**DIRECTIVE**
Quote the listing in full, exactly as given, minus any pictures.

**SUPPLIED MATERIAL**
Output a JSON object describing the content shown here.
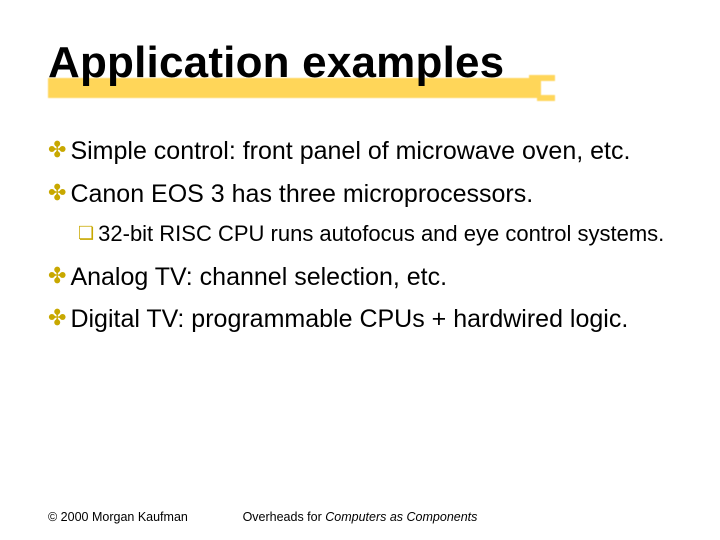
{
  "title": "Application examples",
  "bullets": {
    "b1": "Simple control: front panel of microwave oven, etc.",
    "b2": "Canon EOS 3 has three microprocessors.",
    "b2a": "32-bit RISC CPU runs autofocus and eye control systems.",
    "b3": "Analog TV: channel selection, etc.",
    "b4": "Digital TV: programmable CPUs + hardwired logic."
  },
  "footer": {
    "copyright": "© 2000 Morgan Kaufman",
    "center_prefix": "Overheads for ",
    "center_italic": "Computers as Components"
  },
  "glyphs": {
    "z": "✤",
    "y": "❏"
  }
}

**COMPLETED EXERCISE**
Output a JSON object describing the content shown here.
{
  "title": "Application examples",
  "bullets": {
    "b1": "Simple control: front panel of microwave oven, etc.",
    "b2": "Canon EOS 3 has three microprocessors.",
    "b2a": "32-bit RISC CPU runs autofocus and eye control systems.",
    "b3": "Analog TV: channel selection, etc.",
    "b4": "Digital TV: programmable CPUs + hardwired logic."
  },
  "footer": {
    "copyright": "© 2000 Morgan Kaufman",
    "center_prefix": "Overheads for ",
    "center_italic": "Computers as Components"
  },
  "glyphs": {
    "z": "✤",
    "y": "❏"
  }
}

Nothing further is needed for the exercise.